== Short problem ==
Select the lines that contain "koji" and copy each of them.

== Material provided ==

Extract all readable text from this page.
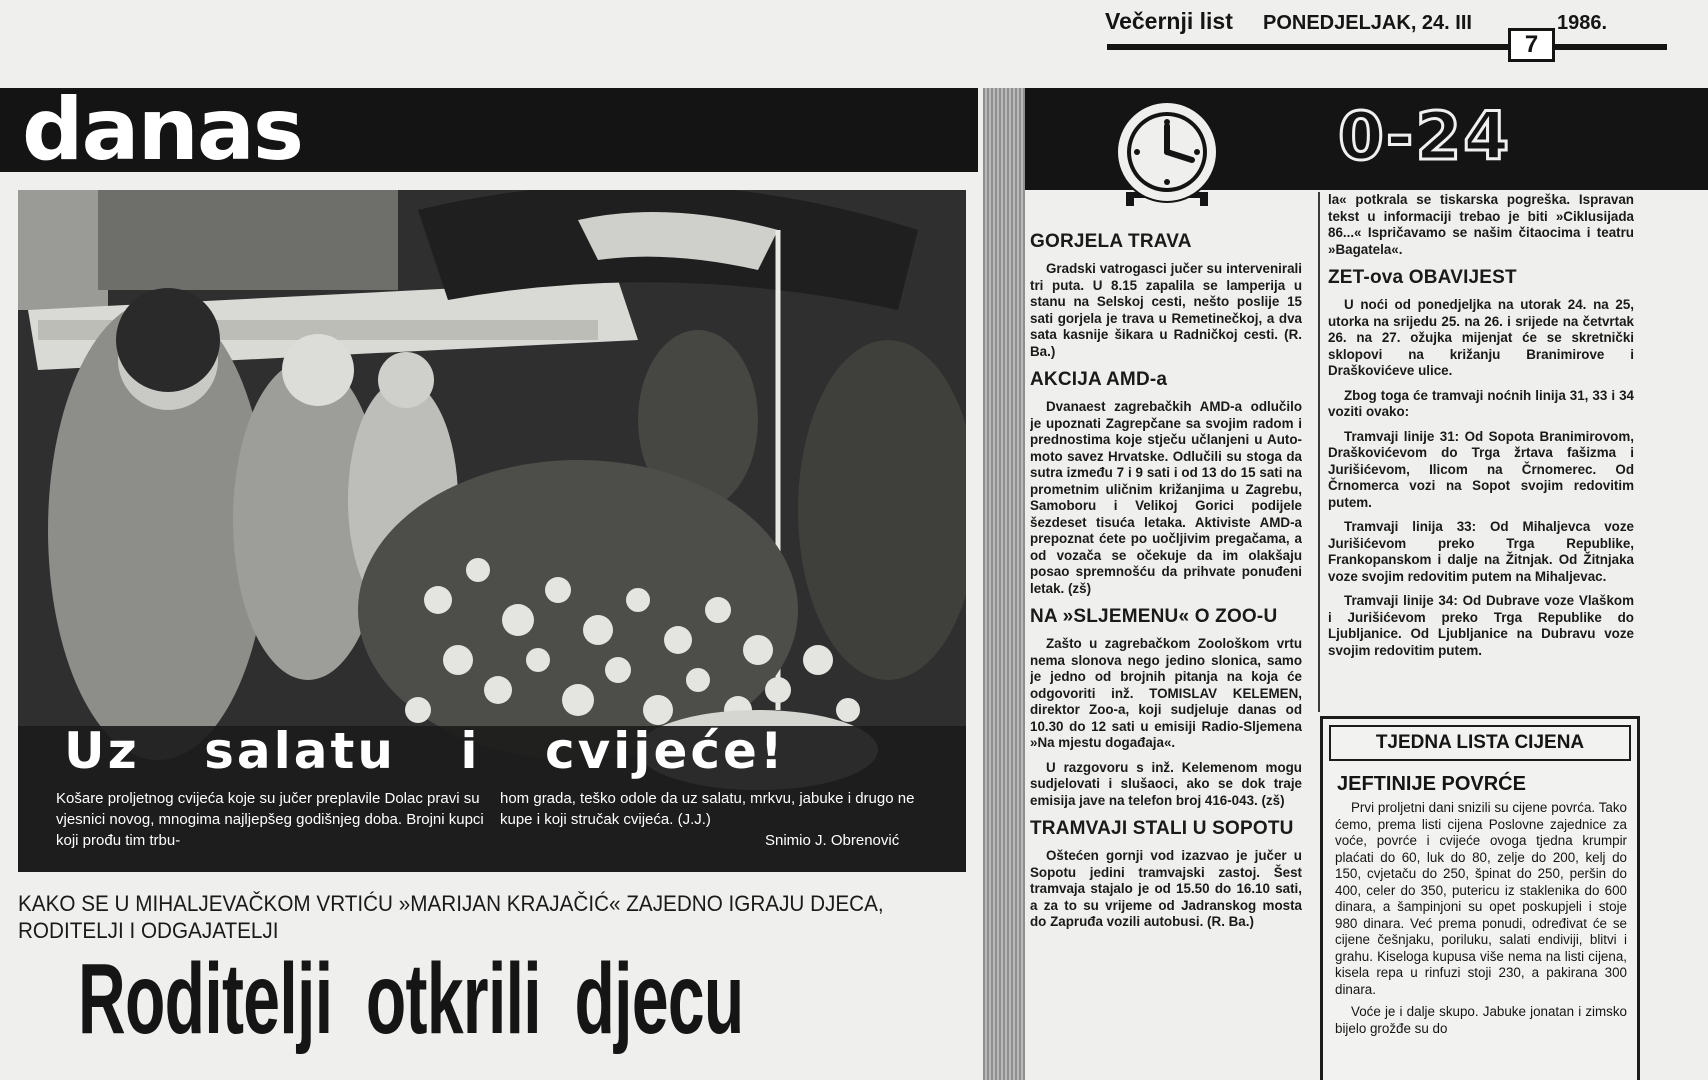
Večernji list PONEDJELJAK, 24. III
7
1986.
danas	0-24
Uz salatu i cvijeće!
Košare proljetnog cvijeća koje su jučer preplavile Dolac pravi su vjesnici novog, mnogima najljepšeg godišnjeg doba. Brojni kupci koji prođu tim trbu-
hom grada, teško odole da uz salatu, mrkvu, jabuke i drugo ne kupe i koji stručak cvijeća. (J.J.)
Snimio J. Obrenović
KAKO SE U MIHALJEVAČKOM VRTIĆU »MARIJAN KRAJAČIĆ« ZAJEDNO IGRAJU DJECA, RODITELJI I ODGAJATELJI
Roditelji otkrili djecu
GORJELA TRAVA

Gradski vatrogasci jučer su intervenirali tri puta. U 8.15 zapalila se lamperija u stanu na Selskoj cesti, nešto poslije 15 sati gorjela je trava u Remetinečkoj, a dva sata kasnije šikara u Radničkoj cesti. (R. Ba.)

AKCIJA AMD-a

Dvanaest zagrebačkih AMD-a odlučilo je upoznati Zagrepčane sa svojim radom i prednostima koje stječu učlanjeni u Auto-moto savez Hrvatske. Odlučili su stoga da sutra između 7 i 9 sati i od 13 do 15 sati na prometnim uličnim križanjima u Zagrebu, Samoboru i Velikoj Gorici podijele šezdeset tisuća letaka. Aktiviste AMD-a prepoznat ćete po uočljivim pregačama, a od vozača se očekuje da im olakšaju posao spremnošću da prihvate ponuđeni letak. (zš)

NA »SLJEMENU« O ZOO-U

Zašto u zagrebačkom Zoološkom vrtu nema slonova nego jedino slonica, samo je jedno od brojnih pitanja na koja će odgovoriti inž. TOMISLAV KELEMEN, direktor Zoo-a, koji sudjeluje danas od 10.30 do 12 sati u emisiji Radio-Sljemena »Na mjestu događaja«.

U razgovoru s inž. Kelemenom mogu sudjelovati i slušaoci, ako se dok traje emisija jave na telefon broj 416-043. (zš)

TRAMVAJI STALI U SOPOTU

Oštećen gornji vod izazvao je jučer u Sopotu jedini tramvajski zastoj. Šest tramvaja stajalo je od 15.50 do 16.10 sati, a za to su vrijeme od Jadranskog mosta do Zapruđa vozili autobusi. (R. Ba.)

la« potkrala se tiskarska pogreška. Ispravan tekst u informaciji trebao je biti »Ciklusijada 86...« Ispričavamo se našim čitaocima i teatru »Bagatela«.

ZET-ova OBAVIJEST

U noći od ponedjeljka na utorak 24. na 25, utorka na srijedu 25. na 26. i srijede na četvrtak 26. na 27. ožujka mijenjat će se skretnički sklopovi na križanju Branimirove i Draškovićeve ulice.

Zbog toga će tramvaji noćnih linija 31, 33 i 34 voziti ovako:

Tramvaji linije 31: Od Sopota Branimirovom, Draškovićevom do Trga žrtava fašizma i Jurišićevom, Ilicom na Črnomerec. Od Črnomerca vozi na Sopot svojim redovitim putem.

Tramvaji linija 33: Od Mihaljevca voze Jurišićevom preko Trga Republike, Frankopanskom i dalje na Žitnjak. Od Žitnjaka voze svojim redovitim putem na Mihaljevac.

Tramvaji linije 34: Od Dubrave voze Vlaškom i Jurišićevom preko Trga Republike do Ljubljanice. Od Ljubljanice na Dubravu voze svojim redovitim putem.

TJEDNA LISTA CIJENA
JEFTINIJE POVRĆE

Prvi proljetni dani snizili su cijene povrća. Tako ćemo, prema listi cijena Poslovne zajednice za voće, povrće i cvijeće ovoga tjedna krumpir plaćati do 60, luk do 80, zelje do 200, kelj do 150, cvjetaču do 250, špinat do 250, peršin do 400, celer do 350, putericu iz staklenika do 600 dinara, a šampinjoni su opet poskupjeli i stoje 980 dinara. Već prema ponudi, određivat će se cijene češnjaku, poriluku, salati endiviji, blitvi i grahu. Kiseloga kupusa više nema na listi cijena, kisela repa u rinfuzi stoji 230, a pakirana 300 dinara.

Voće je i dalje skupo. Jabuke jonatan i zimsko bijelo grožđe su do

== Full answer ==
Košare proljetnog cvijeća koje su jučer preplavile Dolac pravi su vjesnici novog, mnogima najljepšeg godišnjeg doba. Brojni kupci koji prođu tim trbu-
hom grada, teško odole da uz salatu, mrkvu, jabuke i drugo ne kupe i koji stručak cvijeća. (J.J.)
Zašto u zagrebačkom Zoološkom vrtu nema slonova nego jedino slonica, samo je jedno od brojnih pitanja na koja će odgovoriti inž. TOMISLAV KELEMEN, direktor Zoo-a, koji sudjeluje danas od 10.30 do 12 sati u emisiji Radio-Sljemena »Na mjestu događaja«.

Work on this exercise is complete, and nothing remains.